# What you are asked to do
Set the listing down again in full, word for word, with the pictures left out.

# Record extracts
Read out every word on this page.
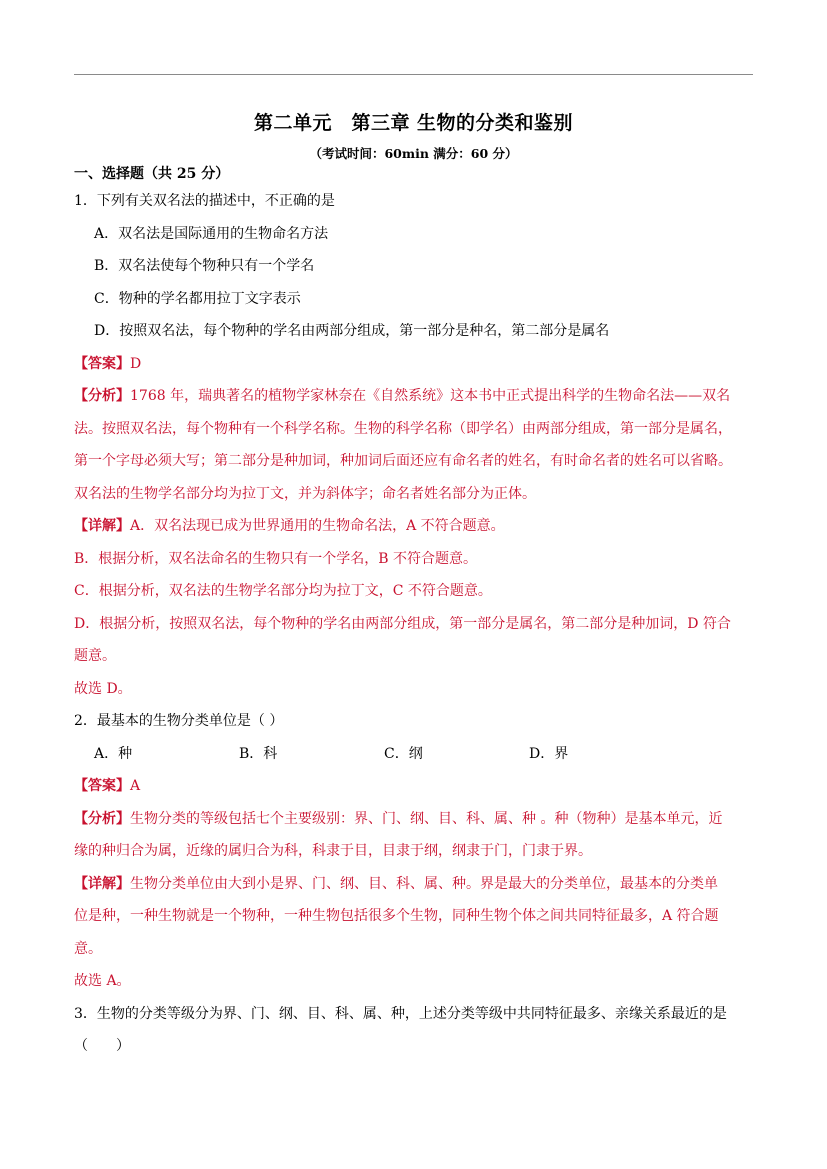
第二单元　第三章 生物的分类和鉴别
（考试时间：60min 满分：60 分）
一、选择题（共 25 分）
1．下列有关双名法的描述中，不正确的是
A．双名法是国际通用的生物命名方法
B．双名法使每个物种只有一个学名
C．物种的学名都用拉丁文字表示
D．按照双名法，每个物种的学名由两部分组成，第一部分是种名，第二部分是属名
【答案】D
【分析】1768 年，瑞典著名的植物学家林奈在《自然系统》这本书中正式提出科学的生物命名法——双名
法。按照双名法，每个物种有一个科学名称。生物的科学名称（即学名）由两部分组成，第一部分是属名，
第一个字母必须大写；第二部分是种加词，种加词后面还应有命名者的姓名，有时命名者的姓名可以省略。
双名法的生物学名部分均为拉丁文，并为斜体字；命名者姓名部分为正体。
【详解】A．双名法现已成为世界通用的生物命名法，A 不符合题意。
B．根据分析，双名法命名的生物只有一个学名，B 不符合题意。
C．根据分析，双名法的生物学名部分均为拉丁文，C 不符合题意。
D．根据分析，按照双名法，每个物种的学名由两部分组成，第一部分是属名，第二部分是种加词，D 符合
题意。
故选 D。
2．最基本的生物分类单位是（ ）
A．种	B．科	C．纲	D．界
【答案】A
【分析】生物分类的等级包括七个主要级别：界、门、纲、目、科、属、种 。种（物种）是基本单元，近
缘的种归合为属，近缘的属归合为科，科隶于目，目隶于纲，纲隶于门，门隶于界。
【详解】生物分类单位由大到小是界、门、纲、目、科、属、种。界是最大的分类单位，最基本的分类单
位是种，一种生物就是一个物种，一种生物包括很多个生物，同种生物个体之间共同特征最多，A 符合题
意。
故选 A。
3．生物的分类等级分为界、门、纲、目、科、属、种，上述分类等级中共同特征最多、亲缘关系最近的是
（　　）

# Task output
Read out every word on this page.
第二单元　第三章 生物的分类和鉴别
（考试时间：60min 满分：60 分）
一、选择题（共 25 分）
1．下列有关双名法的描述中，不正确的是
A．双名法是国际通用的生物命名方法
B．双名法使每个物种只有一个学名
C．物种的学名都用拉丁文字表示
D．按照双名法，每个物种的学名由两部分组成，第一部分是种名，第二部分是属名
【答案】D
【分析】1768 年，瑞典著名的植物学家林奈在《自然系统》这本书中正式提出科学的生物命名法——双名
法。按照双名法，每个物种有一个科学名称。生物的科学名称（即学名）由两部分组成，第一部分是属名，
第一个字母必须大写；第二部分是种加词，种加词后面还应有命名者的姓名，有时命名者的姓名可以省略。
双名法的生物学名部分均为拉丁文，并为斜体字；命名者姓名部分为正体。
【详解】A．双名法现已成为世界通用的生物命名法，A 不符合题意。
B．根据分析，双名法命名的生物只有一个学名，B 不符合题意。
C．根据分析，双名法的生物学名部分均为拉丁文，C 不符合题意。
D．根据分析，按照双名法，每个物种的学名由两部分组成，第一部分是属名，第二部分是种加词，D 符合
题意。
故选 D。
2．最基本的生物分类单位是（ ）
A．种	B．科	C．纲	D．界
【答案】A
【分析】生物分类的等级包括七个主要级别：界、门、纲、目、科、属、种 。种（物种）是基本单元，近
缘的种归合为属，近缘的属归合为科，科隶于目，目隶于纲，纲隶于门，门隶于界。
【详解】生物分类单位由大到小是界、门、纲、目、科、属、种。界是最大的分类单位，最基本的分类单
位是种，一种生物就是一个物种，一种生物包括很多个生物，同种生物个体之间共同特征最多，A 符合题
意。
故选 A。
3．生物的分类等级分为界、门、纲、目、科、属、种，上述分类等级中共同特征最多、亲缘关系最近的是
（　　）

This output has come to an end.